Prompt: The entries need to be copied exactly.

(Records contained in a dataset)
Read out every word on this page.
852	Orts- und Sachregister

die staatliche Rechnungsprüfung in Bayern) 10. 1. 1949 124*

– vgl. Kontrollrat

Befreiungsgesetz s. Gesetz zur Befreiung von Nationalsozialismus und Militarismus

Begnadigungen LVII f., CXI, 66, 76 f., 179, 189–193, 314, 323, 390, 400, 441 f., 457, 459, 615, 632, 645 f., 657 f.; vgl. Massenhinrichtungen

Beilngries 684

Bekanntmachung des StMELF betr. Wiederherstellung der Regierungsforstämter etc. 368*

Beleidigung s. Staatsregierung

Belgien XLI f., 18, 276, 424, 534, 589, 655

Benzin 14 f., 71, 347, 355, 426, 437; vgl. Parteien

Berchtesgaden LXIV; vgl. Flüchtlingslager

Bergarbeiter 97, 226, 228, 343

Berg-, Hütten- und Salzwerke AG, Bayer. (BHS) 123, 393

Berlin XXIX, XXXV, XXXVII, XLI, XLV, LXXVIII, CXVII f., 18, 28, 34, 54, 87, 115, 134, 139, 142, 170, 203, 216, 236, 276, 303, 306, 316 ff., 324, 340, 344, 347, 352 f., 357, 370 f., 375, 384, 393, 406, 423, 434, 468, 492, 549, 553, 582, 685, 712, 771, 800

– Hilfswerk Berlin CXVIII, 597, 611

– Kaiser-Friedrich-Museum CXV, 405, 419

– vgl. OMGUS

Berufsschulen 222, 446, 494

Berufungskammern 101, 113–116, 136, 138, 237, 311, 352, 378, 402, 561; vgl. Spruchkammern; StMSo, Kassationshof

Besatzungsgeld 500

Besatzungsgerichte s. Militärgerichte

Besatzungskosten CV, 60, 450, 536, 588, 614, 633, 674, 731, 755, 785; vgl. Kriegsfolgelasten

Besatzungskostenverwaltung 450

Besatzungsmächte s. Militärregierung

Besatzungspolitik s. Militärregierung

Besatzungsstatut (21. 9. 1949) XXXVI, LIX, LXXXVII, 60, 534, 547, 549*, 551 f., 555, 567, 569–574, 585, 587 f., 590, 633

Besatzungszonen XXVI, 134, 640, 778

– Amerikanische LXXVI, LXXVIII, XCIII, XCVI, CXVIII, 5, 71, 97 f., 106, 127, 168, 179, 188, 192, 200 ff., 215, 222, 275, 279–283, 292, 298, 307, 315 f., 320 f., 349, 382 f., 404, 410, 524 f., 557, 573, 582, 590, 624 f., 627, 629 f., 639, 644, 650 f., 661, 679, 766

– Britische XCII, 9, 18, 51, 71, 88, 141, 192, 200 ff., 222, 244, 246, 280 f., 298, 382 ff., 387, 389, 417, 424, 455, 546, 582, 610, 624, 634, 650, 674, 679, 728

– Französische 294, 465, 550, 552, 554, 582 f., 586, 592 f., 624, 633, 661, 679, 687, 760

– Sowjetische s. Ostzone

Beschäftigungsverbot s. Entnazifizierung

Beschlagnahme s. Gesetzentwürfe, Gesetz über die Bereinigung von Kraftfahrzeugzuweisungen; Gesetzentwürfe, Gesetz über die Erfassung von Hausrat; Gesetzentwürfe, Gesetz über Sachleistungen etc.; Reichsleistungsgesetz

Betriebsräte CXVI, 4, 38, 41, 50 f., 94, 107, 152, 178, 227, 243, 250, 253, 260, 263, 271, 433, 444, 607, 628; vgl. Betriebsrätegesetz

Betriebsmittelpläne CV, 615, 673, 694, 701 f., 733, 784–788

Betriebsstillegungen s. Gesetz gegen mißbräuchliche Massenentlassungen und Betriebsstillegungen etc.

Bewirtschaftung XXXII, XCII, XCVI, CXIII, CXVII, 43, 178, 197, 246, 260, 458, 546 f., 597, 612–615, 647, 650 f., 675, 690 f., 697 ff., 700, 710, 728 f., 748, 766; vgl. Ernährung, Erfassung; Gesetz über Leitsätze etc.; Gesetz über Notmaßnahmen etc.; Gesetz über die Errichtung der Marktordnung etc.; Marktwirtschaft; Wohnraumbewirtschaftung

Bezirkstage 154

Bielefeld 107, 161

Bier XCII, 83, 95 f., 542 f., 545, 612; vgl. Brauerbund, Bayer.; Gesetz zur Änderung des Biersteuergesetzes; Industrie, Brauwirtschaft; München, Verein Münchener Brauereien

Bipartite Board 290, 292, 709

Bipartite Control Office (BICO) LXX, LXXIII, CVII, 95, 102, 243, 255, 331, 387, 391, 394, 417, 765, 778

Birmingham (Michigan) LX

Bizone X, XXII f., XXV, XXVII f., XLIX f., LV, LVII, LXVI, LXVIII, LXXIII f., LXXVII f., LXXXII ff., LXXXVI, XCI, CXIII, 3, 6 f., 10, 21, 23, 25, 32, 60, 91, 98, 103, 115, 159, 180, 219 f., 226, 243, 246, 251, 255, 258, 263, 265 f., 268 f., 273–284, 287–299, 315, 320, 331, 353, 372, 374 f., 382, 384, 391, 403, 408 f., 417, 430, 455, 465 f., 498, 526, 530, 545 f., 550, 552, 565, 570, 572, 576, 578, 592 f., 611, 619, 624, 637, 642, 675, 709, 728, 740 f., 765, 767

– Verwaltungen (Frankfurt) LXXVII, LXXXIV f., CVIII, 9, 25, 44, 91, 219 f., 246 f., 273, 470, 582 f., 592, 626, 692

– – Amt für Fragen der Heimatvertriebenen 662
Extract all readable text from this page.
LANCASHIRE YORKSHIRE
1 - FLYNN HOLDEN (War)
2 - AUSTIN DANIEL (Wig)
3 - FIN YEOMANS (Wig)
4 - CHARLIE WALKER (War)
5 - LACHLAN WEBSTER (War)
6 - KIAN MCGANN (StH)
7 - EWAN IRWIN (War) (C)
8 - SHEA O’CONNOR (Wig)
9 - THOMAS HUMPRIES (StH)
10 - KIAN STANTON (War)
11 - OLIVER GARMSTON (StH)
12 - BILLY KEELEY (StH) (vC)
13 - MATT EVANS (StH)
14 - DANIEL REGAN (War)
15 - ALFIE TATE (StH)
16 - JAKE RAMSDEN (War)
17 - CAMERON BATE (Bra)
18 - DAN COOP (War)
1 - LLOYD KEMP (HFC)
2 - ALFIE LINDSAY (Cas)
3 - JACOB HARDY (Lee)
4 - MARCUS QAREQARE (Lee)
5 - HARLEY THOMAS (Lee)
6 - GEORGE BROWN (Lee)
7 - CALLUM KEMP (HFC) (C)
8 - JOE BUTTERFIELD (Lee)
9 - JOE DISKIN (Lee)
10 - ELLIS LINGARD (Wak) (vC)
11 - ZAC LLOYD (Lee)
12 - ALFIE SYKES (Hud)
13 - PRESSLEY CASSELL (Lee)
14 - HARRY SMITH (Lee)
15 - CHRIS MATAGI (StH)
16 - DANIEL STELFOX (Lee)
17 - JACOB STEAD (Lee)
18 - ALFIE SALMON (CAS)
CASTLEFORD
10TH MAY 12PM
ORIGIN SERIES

Correct answer:
Read out every word on this page.
852	Orts- und Sachregister

die staatliche Rechnungsprüfung in Bayern) 10. 1. 1949 124*

– vgl. Kontrollrat

Befreiungsgesetz s. Gesetz zur Befreiung von Nationalsozialismus und Militarismus

Begnadigungen LVII f., CXI, 66, 76 f., 179, 189–193, 314, 323, 390, 400, 441 f., 457, 459, 615, 632, 645 f., 657 f.; vgl. Massenhinrichtungen

Beilngries 684

Bekanntmachung des StMELF betr. Wiederherstellung der Regierungsforstämter etc. 368*

Beleidigung s. Staatsregierung

Belgien XLI f., 18, 276, 424, 534, 589, 655

Benzin 14 f., 71, 347, 355, 426, 437; vgl. Parteien

Berchtesgaden LXIV; vgl. Flüchtlingslager

Bergarbeiter 97, 226, 228, 343

Berg-, Hütten- und Salzwerke AG, Bayer. (BHS) 123, 393

Berlin XXIX, XXXV, XXXVII, XLI, XLV, LXXVIII, CXVII f., 18, 28, 34, 54, 87, 115, 134, 139, 142, 170, 203, 216, 236, 276, 303, 306, 316 ff., 324, 340, 344, 347, 352 f., 357, 370 f., 375, 384, 393, 406, 423, 434, 468, 492, 549, 553, 582, 685, 712, 771, 800

– Hilfswerk Berlin CXVIII, 597, 611

– Kaiser-Friedrich-Museum CXV, 405, 419

– vgl. OMGUS

Berufsschulen 222, 446, 494

Berufungskammern 101, 113–116, 136, 138, 237, 311, 352, 378, 402, 561; vgl. Spruchkammern; StMSo, Kassationshof

Besatzungsgeld 500

Besatzungsgerichte s. Militärgerichte

Besatzungskosten CV, 60, 450, 536, 588, 614, 633, 674, 731, 755, 785; vgl. Kriegsfolgelasten

Besatzungskostenverwaltung 450

Besatzungsmächte s. Militärregierung

Besatzungspolitik s. Militärregierung

Besatzungsstatut (21. 9. 1949) XXXVI, LIX, LXXXVII, 60, 534, 547, 549*, 551 f., 555, 567, 569–574, 585, 587 f., 590, 633

Besatzungszonen XXVI, 134, 640, 778

– Amerikanische LXXVI, LXXVIII, XCIII, XCVI, CXVIII, 5, 71, 97 f., 106, 127, 168, 179, 188, 192, 200 ff., 215, 222, 275, 279–283, 292, 298, 307, 315 f., 320 f., 349, 382 f., 404, 410, 524 f., 557, 573, 582, 590, 624 f., 627, 629 f., 639, 644, 650 f., 661, 679, 766

– Britische XCII, 9, 18, 51, 71, 88, 141, 192, 200 ff., 222, 244, 246, 280 f., 298, 382 ff., 387, 389, 417, 424, 455, 546, 582, 610, 624, 634, 650, 674, 679, 728

– Französische 294, 465, 550, 552, 554, 582 f., 586, 592 f., 624, 633, 661, 679, 687, 760

– Sowjetische s. Ostzone

Beschäftigungsverbot s. Entnazifizierung

Beschlagnahme s. Gesetzentwürfe, Gesetz über die Bereinigung von Kraftfahrzeugzuweisungen; Gesetzentwürfe, Gesetz über die Erfassung von Hausrat; Gesetzentwürfe, Gesetz über Sachleistungen etc.; Reichsleistungsgesetz

Betriebsräte CXVI, 4, 38, 41, 50 f., 94, 107, 152, 178, 227, 243, 250, 253, 260, 263, 271, 433, 444, 607, 628; vgl. Betriebsrätegesetz

Betriebsmittelpläne CV, 615, 673, 694, 701 f., 733, 784–788

Betriebsstillegungen s. Gesetz gegen mißbräuchliche Massenentlassungen und Betriebsstillegungen etc.

Bewirtschaftung XXXII, XCII, XCVI, CXIII, CXVII, 43, 178, 197, 246, 260, 458, 546 f., 597, 612–615, 647, 650 f., 675, 690 f., 697 ff., 700, 710, 728 f., 748, 766; vgl. Ernährung, Erfassung; Gesetz über Leitsätze etc.; Gesetz über Notmaßnahmen etc.; Gesetz über die Errichtung der Marktordnung etc.; Marktwirtschaft; Wohnraumbewirtschaftung

Bezirkstage 154

Bielefeld 107, 161

Bier XCII, 83, 95 f., 542 f., 545, 612; vgl. Brauerbund, Bayer.; Gesetz zur Änderung des Biersteuergesetzes; Industrie, Brauwirtschaft; München, Verein Münchener Brauereien

Bipartite Board 290, 292, 709

Bipartite Control Office (BICO) LXX, LXXIII, CVII, 95, 102, 243, 255, 331, 387, 391, 394, 417, 765, 778

Birmingham (Michigan) LX

Bizone X, XXII f., XXV, XXVII f., XLIX f., LV, LVII, LXVI, LXVIII, LXXIII f., LXXVII f., LXXXII ff., LXXXVI, XCI, CXIII, 3, 6 f., 10, 21, 23, 25, 32, 60, 91, 98, 103, 115, 159, 180, 219 f., 226, 243, 246, 251, 255, 258, 263, 265 f., 268 f., 273–284, 287–299, 315, 320, 331, 353, 372, 374 f., 382, 384, 391, 403, 408 f., 417, 430, 455, 465 f., 498, 526, 530, 545 f., 550, 552, 565, 570, 572, 576, 578, 592 f., 611, 619, 624, 637, 642, 675, 709, 728, 740 f., 765, 767

– Verwaltungen (Frankfurt) LXXVII, LXXXIV f., CVIII, 9, 25, 44, 91, 219 f., 246 f., 273, 470, 582 f., 592, 626, 692

– – Amt für Fragen der Heimatvertriebenen 662
Extract all readable text from this page.
LANCASHIRE YORKSHIRE
1 - FLYNN HOLDEN (War)
2 - AUSTIN DANIEL (Wig)
3 - FIN YEOMANS (Wig)
4 - CHARLIE WALKER (War)
5 - LACHLAN WEBSTER (War)
6 - KIAN MCGANN (StH)
7 - EWAN IRWIN (War) (C)
8 - SHEA O’CONNOR (Wig)
9 - THOMAS HUMPRIES (StH)
10 - KIAN STANTON (War)
11 - OLIVER GARMSTON (StH)
12 - BILLY KEELEY (StH) (vC)
13 - MATT EVANS (StH)
14 - DANIEL REGAN (War)
15 - ALFIE TATE (StH)
16 - JAKE RAMSDEN (War)
17 - CAMERON BATE (Bra)
18 - DAN COOP (War)
1 - LLOYD KEMP (HFC)
2 - ALFIE LINDSAY (Cas)
3 - JACOB HARDY (Lee)
4 - MARCUS QAREQARE (Lee)
5 - HARLEY THOMAS (Lee)
6 - GEORGE BROWN (Lee)
7 - CALLUM KEMP (HFC) (C)
8 - JOE BUTTERFIELD (Lee)
9 - JOE DISKIN (Lee)
10 - ELLIS LINGARD (Wak) (vC)
11 - ZAC LLOYD (Lee)
12 - ALFIE SYKES (Hud)
13 - PRESSLEY CASSELL (Lee)
14 - HARRY SMITH (Lee)
15 - CHRIS MATAGI (StH)
16 - DANIEL STELFOX (Lee)
17 - JACOB STEAD (Lee)
18 - ALFIE SALMON (CAS)
CASTLEFORD
10TH MAY 12PM
ORIGIN SERIES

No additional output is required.